------ RECORDS FOR THIS EXERCISE

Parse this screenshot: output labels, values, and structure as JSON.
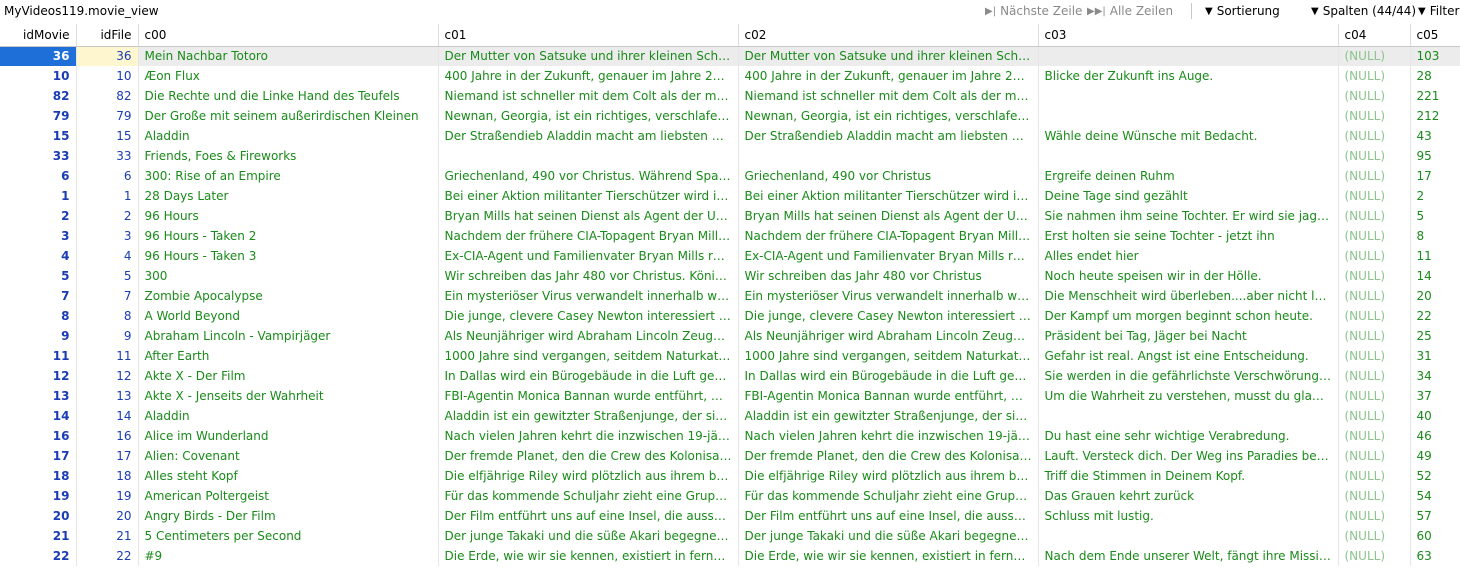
{
  "window": {
    "title": "MyVideos119.movie_view"
  },
  "toolbar": {
    "next_row": "Nächste Zeile",
    "all_rows": "Alle Zeilen",
    "sort": "Sortierung",
    "columns": "Spalten (44/44)",
    "filter": "Filter"
  },
  "columns": [
    "idMovie",
    "idFile",
    "c00",
    "c01",
    "c02",
    "c03",
    "c04",
    "c05"
  ],
  "rows": [
    [
      "36",
      "36",
      "Mein Nachbar Totoro",
      "Der Mutter von Satsuke und ihrer kleinen Schwester ...",
      "Der Mutter von Satsuke und ihrer kleinen Schwester ...",
      "",
      "(NULL)",
      "103"
    ],
    [
      "10",
      "10",
      "Æon Flux",
      "400 Jahre in der Zukunft, genauer im Jahre 2415, ist ...",
      "400 Jahre in der Zukunft, genauer im Jahre 2415, ist ...",
      "Blicke der Zukunft ins Auge.",
      "(NULL)",
      "28"
    ],
    [
      "82",
      "82",
      "Die Rechte und die Linke Hand des Teufels",
      "Niemand ist schneller mit dem Colt als der müde Jo...",
      "Niemand ist schneller mit dem Colt als der müde Jo...",
      "",
      "(NULL)",
      "221"
    ],
    [
      "79",
      "79",
      "Der Große mit seinem außerirdischen Kleinen",
      "Newnan, Georgia, ist ein richtiges, verschlafenes Pro...",
      "Newnan, Georgia, ist ein richtiges, verschlafenes Pro...",
      "",
      "(NULL)",
      "212"
    ],
    [
      "15",
      "15",
      "Aladdin",
      "Der Straßendieb Aladdin macht am liebsten mit sein...",
      "Der Straßendieb Aladdin macht am liebsten mit sein...",
      "Wähle deine Wünsche mit Bedacht.",
      "(NULL)",
      "43"
    ],
    [
      "33",
      "33",
      "Friends, Foes & Fireworks",
      "",
      "",
      "",
      "(NULL)",
      "95"
    ],
    [
      "6",
      "6",
      "300: Rise of an Empire",
      "Griechenland, 490 vor Christus. Während Spartas Kö...",
      "Griechenland, 490 vor Christus",
      "Ergreife deinen Ruhm",
      "(NULL)",
      "17"
    ],
    [
      "1",
      "1",
      "28 Days Later",
      "Bei einer Aktion militanter Tierschützer wird in Lond...",
      "Bei einer Aktion militanter Tierschützer wird in Lond...",
      "Deine Tage sind gezählt",
      "(NULL)",
      "2"
    ],
    [
      "2",
      "2",
      "96 Hours",
      "Bryan Mills hat seinen Dienst als Agent der US-Regie...",
      "Bryan Mills hat seinen Dienst als Agent der US-Regie...",
      "Sie nahmen ihm seine Tochter. Er wird sie jagen. Er ...",
      "(NULL)",
      "5"
    ],
    [
      "3",
      "3",
      "96 Hours - Taken 2",
      "Nachdem der frühere CIA-Topagent Bryan Mills im ...",
      "Nachdem der frühere CIA-Topagent Bryan Mills im ...",
      "Erst holten sie seine Tochter - jetzt ihn",
      "(NULL)",
      "8"
    ],
    [
      "4",
      "4",
      "96 Hours - Taken 3",
      "Ex-CIA-Agent und Familienvater Bryan Mills rettete ...",
      "Ex-CIA-Agent und Familienvater Bryan Mills rettete ...",
      "Alles endet hier",
      "(NULL)",
      "11"
    ],
    [
      "5",
      "5",
      "300",
      "Wir schreiben das Jahr 480 vor Christus. König Leoni...",
      "Wir schreiben das Jahr 480 vor Christus",
      "Noch heute speisen wir in der Hölle.",
      "(NULL)",
      "14"
    ],
    [
      "7",
      "7",
      "Zombie Apocalypse",
      "Ein mysteriöser Virus verwandelt innerhalb weniger ...",
      "Ein mysteriöser Virus verwandelt innerhalb weniger ...",
      "Die Menschheit wird überleben....aber nicht lebendig!",
      "(NULL)",
      "20"
    ],
    [
      "8",
      "8",
      "A World Beyond",
      "Die junge, clevere Casey Newton interessiert sich se...",
      "Die junge, clevere Casey Newton interessiert sich se...",
      "Der Kampf um morgen beginnt schon heute.",
      "(NULL)",
      "22"
    ],
    [
      "9",
      "9",
      "Abraham Lincoln - Vampirjäger",
      "Als Neunjähriger wird Abraham Lincoln Zeuge, wie ...",
      "Als Neunjähriger wird Abraham Lincoln Zeuge, wie ...",
      "Präsident bei Tag, Jäger bei Nacht",
      "(NULL)",
      "25"
    ],
    [
      "11",
      "11",
      "After Earth",
      "1000 Jahre sind vergangen, seitdem Naturkatastroph...",
      "1000 Jahre sind vergangen, seitdem Naturkatastroph...",
      "Gefahr ist real. Angst ist eine Entscheidung.",
      "(NULL)",
      "31"
    ],
    [
      "12",
      "12",
      "Akte X - Der Film",
      "In Dallas wird ein Bürogebäude in die Luft gesprengt...",
      "In Dallas wird ein Bürogebäude in die Luft gesprengt",
      "Sie werden in die gefährlichste Verschwörung ihrer K...",
      "(NULL)",
      "34"
    ],
    [
      "13",
      "13",
      "Akte X - Jenseits der Wahrheit",
      "FBI-Agentin Monica Bannan wurde entführt, möglic...",
      "FBI-Agentin Monica Bannan wurde entführt, möglic...",
      "Um die Wahrheit zu verstehen, musst du glauben.",
      "(NULL)",
      "37"
    ],
    [
      "14",
      "14",
      "Aladdin",
      "Aladdin ist ein gewitzter Straßenjunge, der sich auf d...",
      "Aladdin ist ein gewitzter Straßenjunge, der sich auf d...",
      "",
      "(NULL)",
      "40"
    ],
    [
      "16",
      "16",
      "Alice im Wunderland",
      "Nach vielen Jahren kehrt die inzwischen 19-jährige A...",
      "Nach vielen Jahren kehrt die inzwischen 19-jährige A...",
      "Du hast eine sehr wichtige Verabredung.",
      "(NULL)",
      "46"
    ],
    [
      "17",
      "17",
      "Alien: Covenant",
      "Der fremde Planet, den die Crew des Kolonisationsra...",
      "Der fremde Planet, den die Crew des Kolonisationsra...",
      "Lauft. Versteck dich. Der Weg ins Paradies beginnt in...",
      "(NULL)",
      "49"
    ],
    [
      "18",
      "18",
      "Alles steht Kopf",
      "Die elfjährige Riley wird plötzlich aus ihrem bisherig...",
      "Die elfjährige Riley wird plötzlich aus ihrem bisherig...",
      "Triff die Stimmen in Deinem Kopf.",
      "(NULL)",
      "52"
    ],
    [
      "19",
      "19",
      "American Poltergeist",
      "Für das kommende Schuljahr zieht eine Gruppe von ...",
      "Für das kommende Schuljahr zieht eine Gruppe von ...",
      "Das Grauen kehrt zurück",
      "(NULL)",
      "54"
    ],
    [
      "20",
      "20",
      "Angry Birds - Der Film",
      "Der Film entführt uns auf eine Insel, die ausschließlic...",
      "Der Film entführt uns auf eine Insel, die ausschließlic...",
      "Schluss mit lustig.",
      "(NULL)",
      "57"
    ],
    [
      "21",
      "21",
      "5 Centimeters per Second",
      "Der junge Takaki und die süße Akari begegnen, verli...",
      "Der junge Takaki und die süße Akari begegnen, verli...",
      "",
      "(NULL)",
      "60"
    ],
    [
      "22",
      "22",
      "#9",
      "Die Erde, wie wir sie kennen, existiert in ferner Zukun...",
      "Die Erde, wie wir sie kennen, existiert in ferner Zukun...",
      "Nach dem Ende unserer Welt, fängt ihre Mission an",
      "(NULL)",
      "63"
    ]
  ]
}
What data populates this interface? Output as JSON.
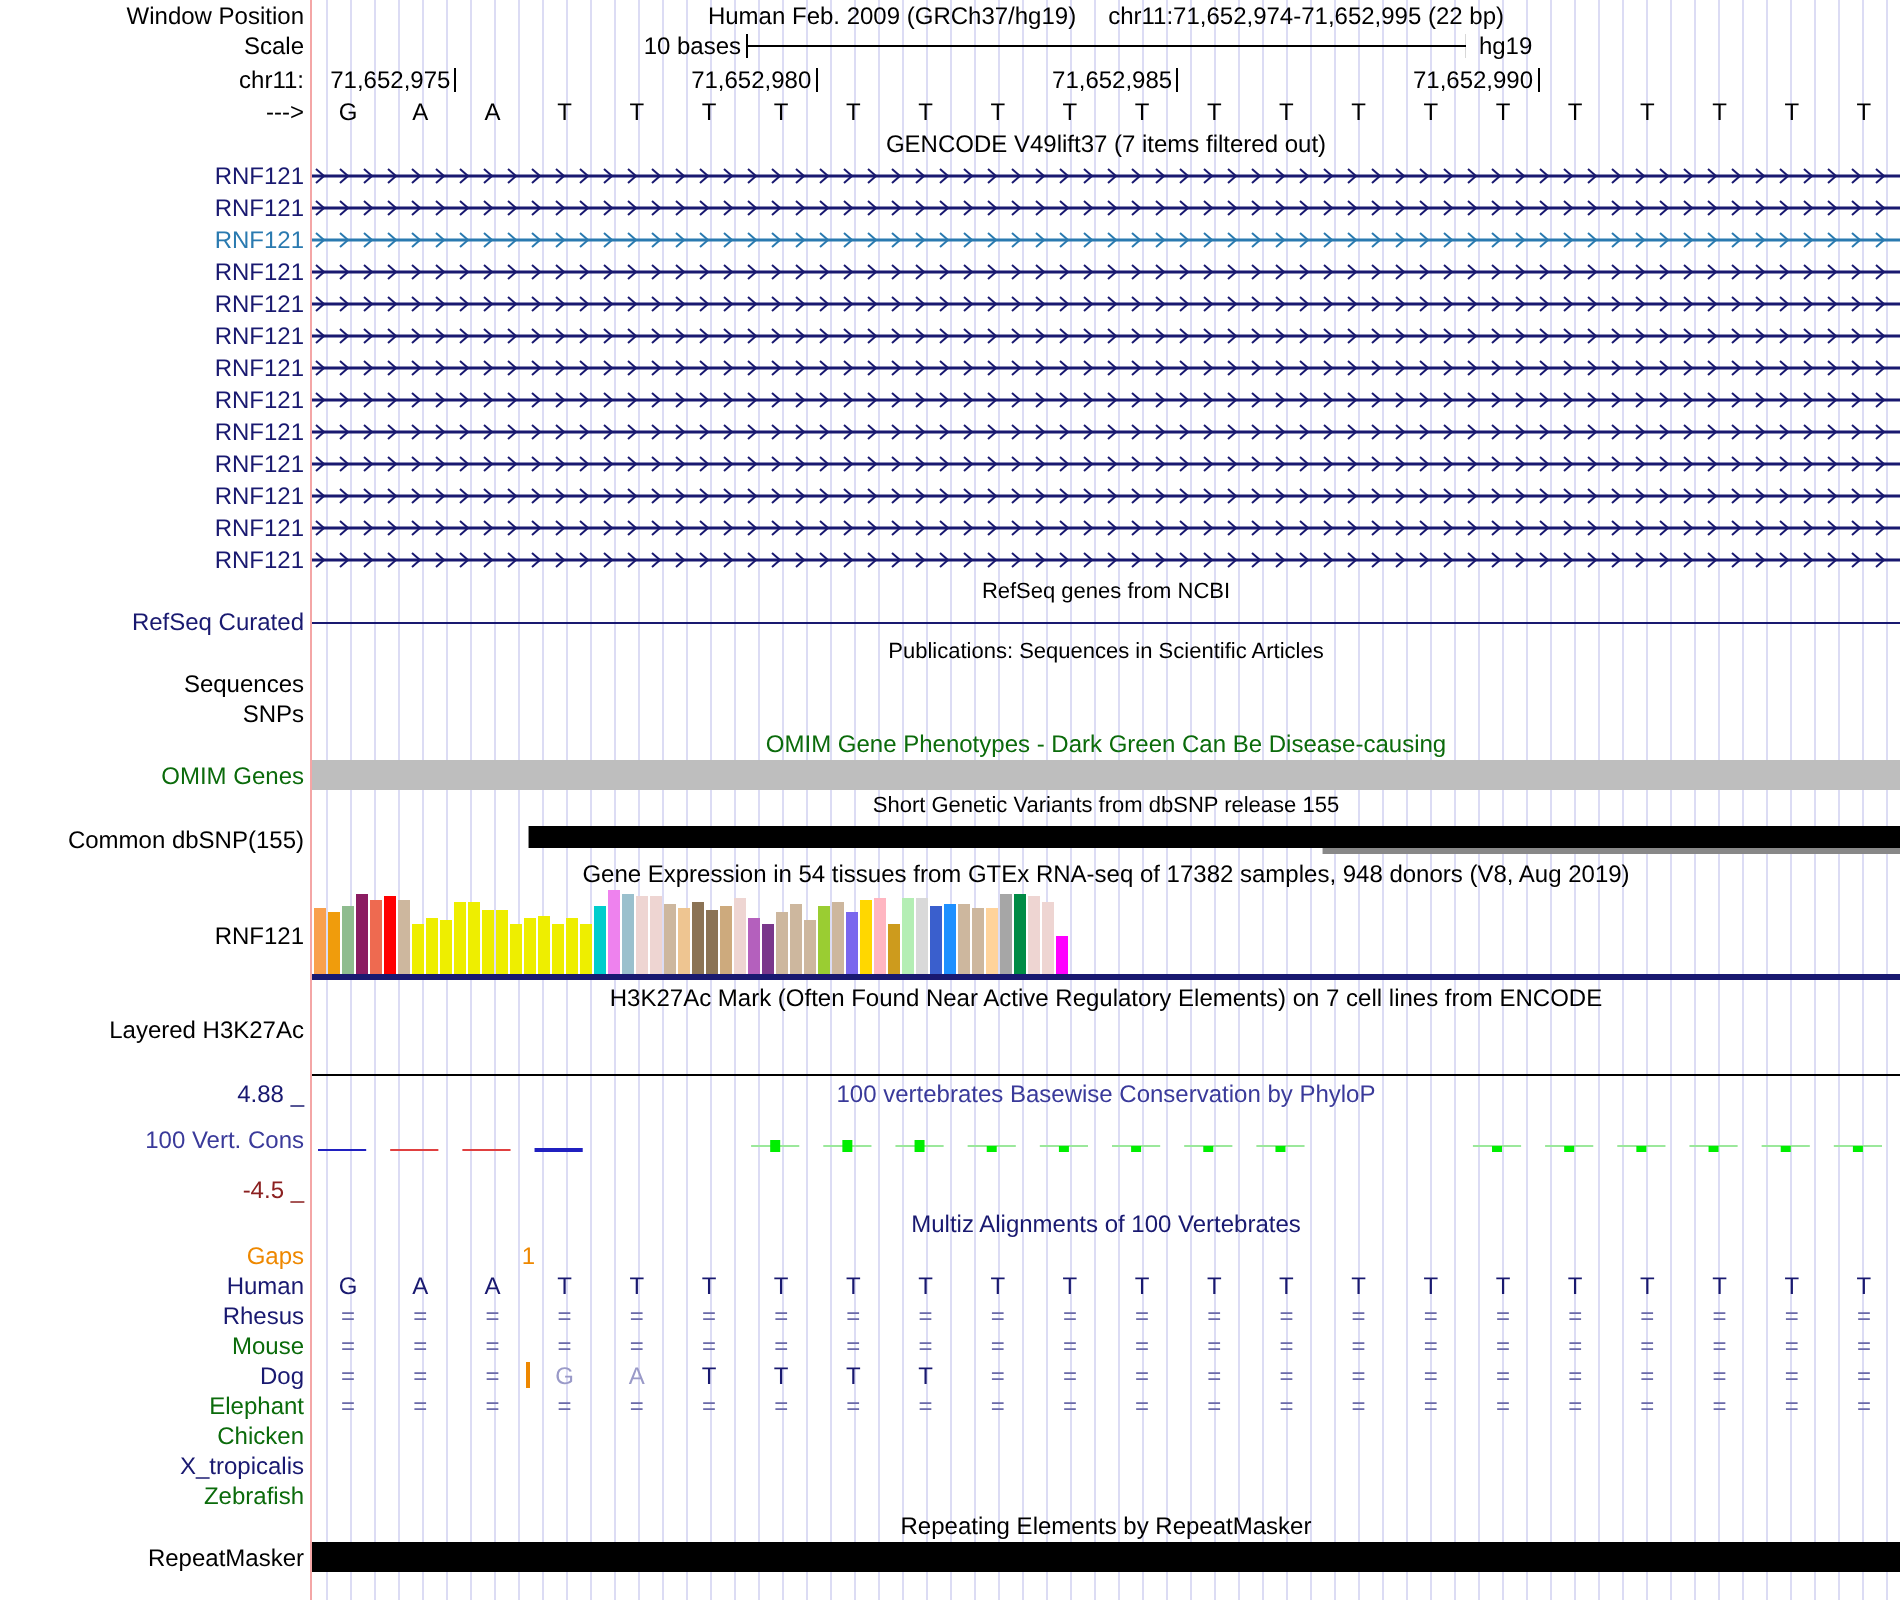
{
  "header": {
    "window_position": {
      "label": "Window Position",
      "assembly": "Human Feb. 2009 (GRCh37/hg19)",
      "range": "chr11:71,652,974-71,652,995 (22 bp)"
    },
    "scale": {
      "label": "Scale",
      "span": "10 bases",
      "database": "hg19"
    },
    "ruler": {
      "label": "chr11:",
      "ticks": [
        "71,652,975",
        "71,652,980",
        "71,652,985",
        "71,652,990"
      ]
    },
    "sequence": {
      "label": "--->",
      "bases": [
        "G",
        "A",
        "A",
        "T",
        "T",
        "T",
        "T",
        "T",
        "T",
        "T",
        "T",
        "T",
        "T",
        "T",
        "T",
        "T",
        "T",
        "T",
        "T",
        "T",
        "T",
        "T"
      ]
    }
  },
  "tracks": [
    {
      "kind": "gencode",
      "title": "GENCODE V49lift37 (7 items filtered out)",
      "items": [
        {
          "label": "RNF121",
          "highlighted": false
        },
        {
          "label": "RNF121",
          "highlighted": false
        },
        {
          "label": "RNF121",
          "highlighted": true
        },
        {
          "label": "RNF121",
          "highlighted": false
        },
        {
          "label": "RNF121",
          "highlighted": false
        },
        {
          "label": "RNF121",
          "highlighted": false
        },
        {
          "label": "RNF121",
          "highlighted": false
        },
        {
          "label": "RNF121",
          "highlighted": false
        },
        {
          "label": "RNF121",
          "highlighted": false
        },
        {
          "label": "RNF121",
          "highlighted": false
        },
        {
          "label": "RNF121",
          "highlighted": false
        },
        {
          "label": "RNF121",
          "highlighted": false
        },
        {
          "label": "RNF121",
          "highlighted": false
        }
      ]
    },
    {
      "kind": "refseq",
      "title": "RefSeq genes from NCBI",
      "label": "RefSeq Curated"
    },
    {
      "kind": "publications",
      "title": "Publications: Sequences in Scientific Articles",
      "labels": [
        "Sequences",
        "SNPs"
      ]
    },
    {
      "kind": "omim",
      "title": "OMIM Gene Phenotypes - Dark Green Can Be Disease-causing",
      "label": "OMIM Genes"
    },
    {
      "kind": "dbsnp",
      "title": "Short Genetic Variants from dbSNP release 155",
      "label": "Common dbSNP(155)"
    },
    {
      "kind": "gtex",
      "title": "Gene Expression in 54 tissues from GTEx RNA-seq of 17382 samples, 948 donors (V8, Aug 2019)",
      "label": "RNF121",
      "bars": [
        {
          "color": "#f9a04c"
        },
        {
          "color": "#f09c0c"
        },
        {
          "color": "#8fbc8f"
        },
        {
          "color": "#8b1c62"
        },
        {
          "color": "#ee6a50"
        },
        {
          "color": "#ff0000"
        },
        {
          "color": "#cdb79e"
        },
        {
          "color": "#eeee00"
        },
        {
          "color": "#eeee00"
        },
        {
          "color": "#eeee00"
        },
        {
          "color": "#eeee00"
        },
        {
          "color": "#eeee00"
        },
        {
          "color": "#eeee00"
        },
        {
          "color": "#eeee00"
        },
        {
          "color": "#eeee00"
        },
        {
          "color": "#eeee00"
        },
        {
          "color": "#eeee00"
        },
        {
          "color": "#eeee00"
        },
        {
          "color": "#eeee00"
        },
        {
          "color": "#eeee00"
        },
        {
          "color": "#00cdcd"
        },
        {
          "color": "#ee82ee"
        },
        {
          "color": "#9ac0cd"
        },
        {
          "color": "#eed5d2"
        },
        {
          "color": "#eed5d2"
        },
        {
          "color": "#cdb79e"
        },
        {
          "color": "#eec591"
        },
        {
          "color": "#8b7355"
        },
        {
          "color": "#8b7355"
        },
        {
          "color": "#cdaa7d"
        },
        {
          "color": "#eed5d2"
        },
        {
          "color": "#b460bd"
        },
        {
          "color": "#7a378b"
        },
        {
          "color": "#cdb79e"
        },
        {
          "color": "#cdb79e"
        },
        {
          "color": "#cdb79e"
        },
        {
          "color": "#9acd32"
        },
        {
          "color": "#cdb79e"
        },
        {
          "color": "#7a67ee"
        },
        {
          "color": "#ffd700"
        },
        {
          "color": "#ffb6c1"
        },
        {
          "color": "#cd9b1d"
        },
        {
          "color": "#b4eeb4"
        },
        {
          "color": "#d9d9d9"
        },
        {
          "color": "#3a5fcd"
        },
        {
          "color": "#1e90ff"
        },
        {
          "color": "#cdb79e"
        },
        {
          "color": "#cdb79e"
        },
        {
          "color": "#ffd39b"
        },
        {
          "color": "#a6a6a6"
        },
        {
          "color": "#008b45"
        },
        {
          "color": "#eed5d2"
        },
        {
          "color": "#eed5d2"
        },
        {
          "color": "#ff00ff"
        }
      ]
    },
    {
      "kind": "h3k27ac",
      "title": "H3K27Ac Mark (Often Found Near Active Regulatory Elements) on 7 cell lines from ENCODE",
      "label": "Layered H3K27Ac"
    },
    {
      "kind": "phylop",
      "title": "100 vertebrates Basewise Conservation by PhyloP",
      "label": "100 Vert. Cons",
      "max": "4.88 _",
      "min": "-4.5 _"
    },
    {
      "kind": "multiz",
      "title": "Multiz Alignments of 100 Vertebrates",
      "gaps": {
        "label": "Gaps",
        "count": "1"
      },
      "species": [
        {
          "label": "Human",
          "color": "#191970",
          "insertion": false,
          "bases": [
            "G",
            "A",
            "A",
            "T",
            "T",
            "T",
            "T",
            "T",
            "T",
            "T",
            "T",
            "T",
            "T",
            "T",
            "T",
            "T",
            "T",
            "T",
            "T",
            "T",
            "T",
            "T"
          ]
        },
        {
          "label": "Rhesus",
          "color": "#191970",
          "insertion": false,
          "bases": [
            "=",
            "=",
            "=",
            "=",
            "=",
            "=",
            "=",
            "=",
            "=",
            "=",
            "=",
            "=",
            "=",
            "=",
            "=",
            "=",
            "=",
            "=",
            "=",
            "=",
            "=",
            "="
          ]
        },
        {
          "label": "Mouse",
          "color": "#0b6b0b",
          "insertion": false,
          "bases": [
            "=",
            "=",
            "=",
            "=",
            "=",
            "=",
            "=",
            "=",
            "=",
            "=",
            "=",
            "=",
            "=",
            "=",
            "=",
            "=",
            "=",
            "=",
            "=",
            "=",
            "=",
            "="
          ]
        },
        {
          "label": "Dog",
          "color": "#191970",
          "insertion": true,
          "bases": [
            "=",
            "=",
            "=",
            "G",
            "A",
            "T",
            "T",
            "T",
            "T",
            "=",
            "=",
            "=",
            "=",
            "=",
            "=",
            "=",
            "=",
            "=",
            "=",
            "=",
            "=",
            "="
          ]
        },
        {
          "label": "Elephant",
          "color": "#0b6b0b",
          "insertion": false,
          "bases": [
            "=",
            "=",
            "=",
            "=",
            "=",
            "=",
            "=",
            "=",
            "=",
            "=",
            "=",
            "=",
            "=",
            "=",
            "=",
            "=",
            "=",
            "=",
            "=",
            "=",
            "=",
            "="
          ]
        },
        {
          "label": "Chicken",
          "color": "#0b6b0b",
          "insertion": false
        },
        {
          "label": "X_tropicalis",
          "color": "#191970",
          "insertion": false
        },
        {
          "label": "Zebrafish",
          "color": "#0b6b0b",
          "insertion": false
        }
      ]
    },
    {
      "kind": "repeatmasker",
      "title": "Repeating Elements by RepeatMasker",
      "label": "RepeatMasker"
    }
  ]
}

------------

**EXERCISE BRIEF**
Check each line of the records above, and copy those that hold the word "Griechenland".

**ANSWER FOR THE TASK**
      "Griechenland, 490 vor Christus. Während Spartas Kö...",
      "Griechenland, 490 vor Christus",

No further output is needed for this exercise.